Given problem :: Each entry below is to be written out exactly, and the pictures are to be left out.
........
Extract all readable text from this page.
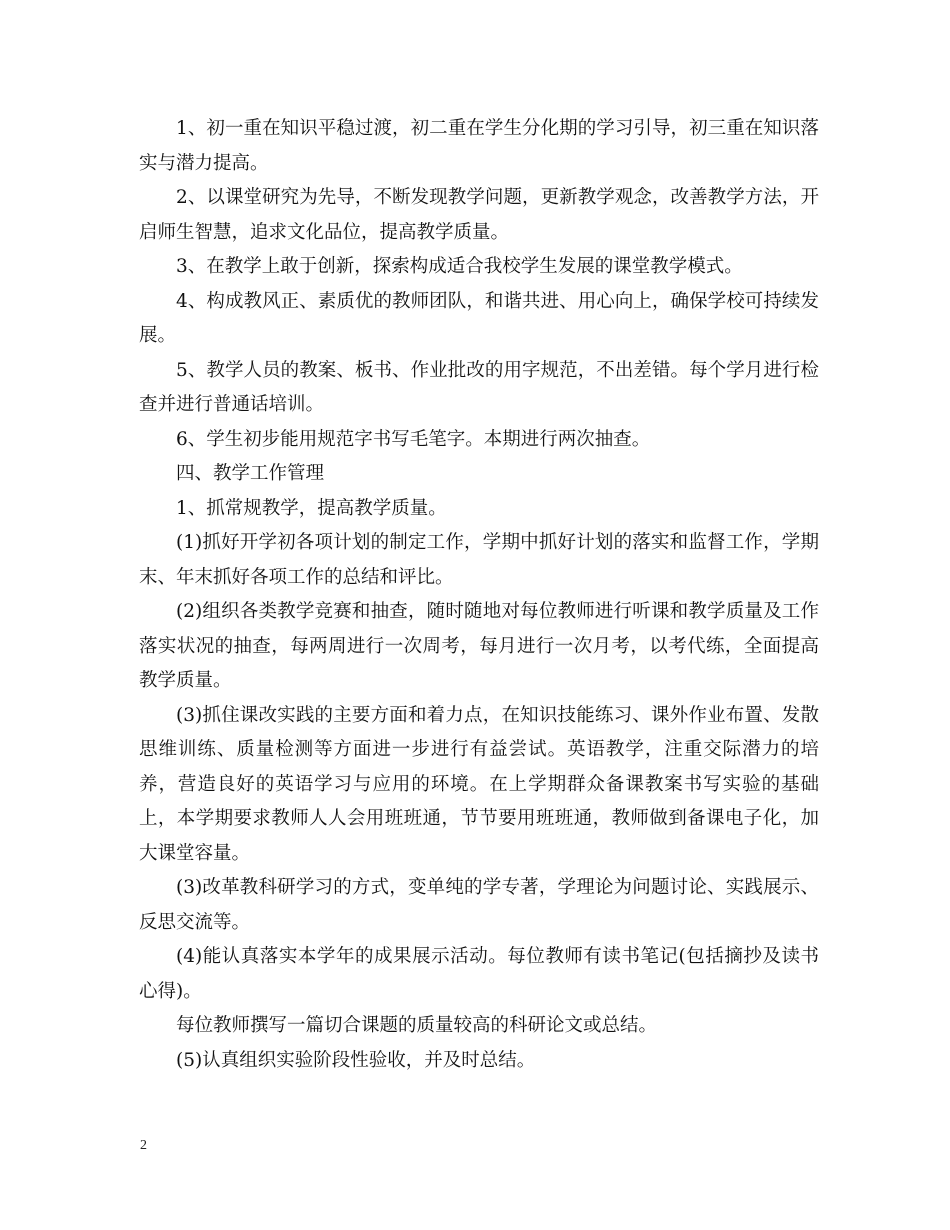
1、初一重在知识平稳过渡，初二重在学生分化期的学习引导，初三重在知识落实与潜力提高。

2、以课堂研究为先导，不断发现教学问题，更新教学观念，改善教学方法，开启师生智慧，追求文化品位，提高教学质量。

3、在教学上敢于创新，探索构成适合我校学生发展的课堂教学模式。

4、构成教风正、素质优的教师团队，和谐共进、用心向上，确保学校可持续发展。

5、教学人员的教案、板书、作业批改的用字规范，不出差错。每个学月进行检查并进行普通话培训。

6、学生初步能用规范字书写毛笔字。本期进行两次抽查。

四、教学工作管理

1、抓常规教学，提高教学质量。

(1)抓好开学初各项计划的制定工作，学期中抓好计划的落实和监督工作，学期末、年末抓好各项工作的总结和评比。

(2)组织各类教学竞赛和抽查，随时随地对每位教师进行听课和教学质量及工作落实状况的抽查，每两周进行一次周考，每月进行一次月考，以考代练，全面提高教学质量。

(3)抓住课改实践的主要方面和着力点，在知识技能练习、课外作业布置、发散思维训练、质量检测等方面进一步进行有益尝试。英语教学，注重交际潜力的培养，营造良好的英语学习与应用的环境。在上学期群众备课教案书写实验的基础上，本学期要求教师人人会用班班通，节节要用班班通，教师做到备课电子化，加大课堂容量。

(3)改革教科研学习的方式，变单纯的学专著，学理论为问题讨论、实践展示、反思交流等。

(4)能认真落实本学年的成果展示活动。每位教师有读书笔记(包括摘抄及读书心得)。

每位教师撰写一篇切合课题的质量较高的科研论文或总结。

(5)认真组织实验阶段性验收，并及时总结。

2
........
Result ::
Extract all readable text from this page.
1、初一重在知识平稳过渡，初二重在学生分化期的学习引导，初三重在知识落实与潜力提高。

2、以课堂研究为先导，不断发现教学问题，更新教学观念，改善教学方法，开启师生智慧，追求文化品位，提高教学质量。

3、在教学上敢于创新，探索构成适合我校学生发展的课堂教学模式。

4、构成教风正、素质优的教师团队，和谐共进、用心向上，确保学校可持续发展。

5、教学人员的教案、板书、作业批改的用字规范，不出差错。每个学月进行检查并进行普通话培训。

6、学生初步能用规范字书写毛笔字。本期进行两次抽查。

四、教学工作管理

1、抓常规教学，提高教学质量。

(1)抓好开学初各项计划的制定工作，学期中抓好计划的落实和监督工作，学期末、年末抓好各项工作的总结和评比。

(2)组织各类教学竞赛和抽查，随时随地对每位教师进行听课和教学质量及工作落实状况的抽查，每两周进行一次周考，每月进行一次月考，以考代练，全面提高教学质量。

(3)抓住课改实践的主要方面和着力点，在知识技能练习、课外作业布置、发散思维训练、质量检测等方面进一步进行有益尝试。英语教学，注重交际潜力的培养，营造良好的英语学习与应用的环境。在上学期群众备课教案书写实验的基础上，本学期要求教师人人会用班班通，节节要用班班通，教师做到备课电子化，加大课堂容量。

(3)改革教科研学习的方式，变单纯的学专著，学理论为问题讨论、实践展示、反思交流等。

(4)能认真落实本学年的成果展示活动。每位教师有读书笔记(包括摘抄及读书心得)。

每位教师撰写一篇切合课题的质量较高的科研论文或总结。

(5)认真组织实验阶段性验收，并及时总结。

2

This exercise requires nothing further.